→ Given exercise
Rewrite the material below with "detached houses" replaced by "detached homes" at every occurrence, keeping all other text unchanged. Leave the pictures out of your answer.

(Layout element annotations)
----------------------------------------
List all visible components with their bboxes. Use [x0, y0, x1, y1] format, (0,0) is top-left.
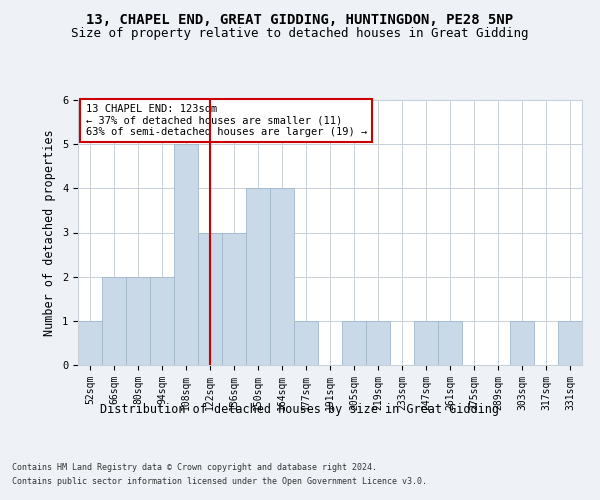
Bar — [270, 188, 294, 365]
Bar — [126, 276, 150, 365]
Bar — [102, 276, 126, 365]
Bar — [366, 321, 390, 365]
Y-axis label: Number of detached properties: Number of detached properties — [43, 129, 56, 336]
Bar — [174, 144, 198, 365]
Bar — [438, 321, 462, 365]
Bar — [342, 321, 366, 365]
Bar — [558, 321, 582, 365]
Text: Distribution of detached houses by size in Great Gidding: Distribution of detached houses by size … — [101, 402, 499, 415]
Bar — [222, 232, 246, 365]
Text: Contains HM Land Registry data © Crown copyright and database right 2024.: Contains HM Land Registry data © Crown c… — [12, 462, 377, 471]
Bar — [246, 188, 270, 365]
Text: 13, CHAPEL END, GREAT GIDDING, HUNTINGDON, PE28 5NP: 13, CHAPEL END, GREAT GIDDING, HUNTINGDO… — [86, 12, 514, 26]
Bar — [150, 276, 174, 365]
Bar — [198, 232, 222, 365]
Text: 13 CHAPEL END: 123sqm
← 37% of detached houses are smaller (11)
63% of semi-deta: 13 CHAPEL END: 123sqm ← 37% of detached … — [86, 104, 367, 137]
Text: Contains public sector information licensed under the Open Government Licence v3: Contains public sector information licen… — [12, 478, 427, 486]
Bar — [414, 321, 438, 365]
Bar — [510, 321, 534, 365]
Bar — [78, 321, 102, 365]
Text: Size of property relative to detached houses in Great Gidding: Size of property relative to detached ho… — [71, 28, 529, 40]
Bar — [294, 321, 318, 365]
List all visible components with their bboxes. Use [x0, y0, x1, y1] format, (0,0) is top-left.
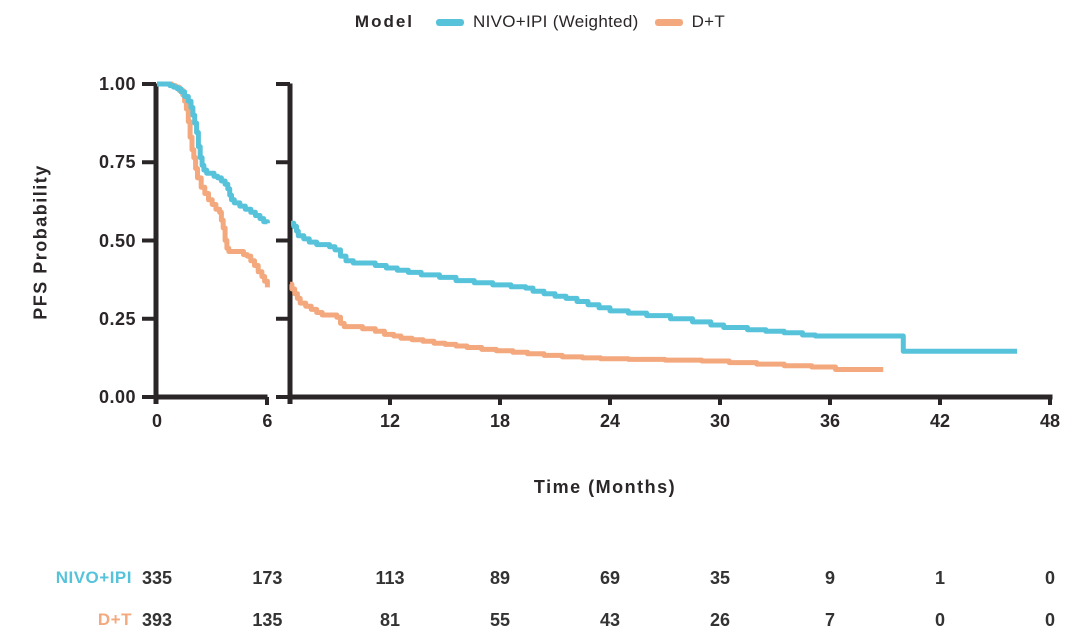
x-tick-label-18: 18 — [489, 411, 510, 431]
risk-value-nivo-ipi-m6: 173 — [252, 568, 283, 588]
----------------------------------------
→ Final answer
List all visible components with their bboxes. Use [x0, y0, x1, y1] format, (0,0) is top-left.
Bar — [270, 188, 294, 365]
Bar — [126, 276, 150, 365]
Bar — [102, 276, 126, 365]
Bar — [366, 321, 390, 365]
Y-axis label: Number of detached properties: Number of detached properties — [43, 129, 56, 336]
Bar — [174, 144, 198, 365]
Bar — [438, 321, 462, 365]
Bar — [342, 321, 366, 365]
Bar — [558, 321, 582, 365]
Text: Distribution of detached homes by size in Great Gidding: Distribution of detached homes by size … — [101, 402, 499, 415]
Bar — [222, 232, 246, 365]
Text: Contains HM Land Registry data © Crown copyright and database right 2024.: Contains HM Land Registry data © Crown c… — [12, 462, 377, 471]
Bar — [246, 188, 270, 365]
Text: 13, CHAPEL END, GREAT GIDDING, HUNTINGDON, PE28 5NP: 13, CHAPEL END, GREAT GIDDING, HUNTINGDO… — [86, 12, 514, 26]
Bar — [150, 276, 174, 365]
Bar — [198, 232, 222, 365]
Text: 13 CHAPEL END: 123sqm
← 37% of detached homes are smaller (11)
63% of semi-deta: 13 CHAPEL END: 123sqm ← 37% of detached … — [86, 104, 367, 137]
Text: Contains public sector information licensed under the Open Government Licence v3: Contains public sector information licen… — [12, 478, 427, 486]
Bar — [414, 321, 438, 365]
Bar — [510, 321, 534, 365]
Bar — [78, 321, 102, 365]
Text: Size of property relative to detached homes in Great Gidding: Size of property relative to detached ho… — [71, 28, 529, 40]
Bar — [294, 321, 318, 365]
List all visible components with their bboxes. Use [x0, y0, x1, y1] format, (0,0) is top-left.
x-tick-label-18: 18 — [489, 411, 510, 431]
risk-value-nivo-ipi-m6: 173 — [252, 568, 283, 588]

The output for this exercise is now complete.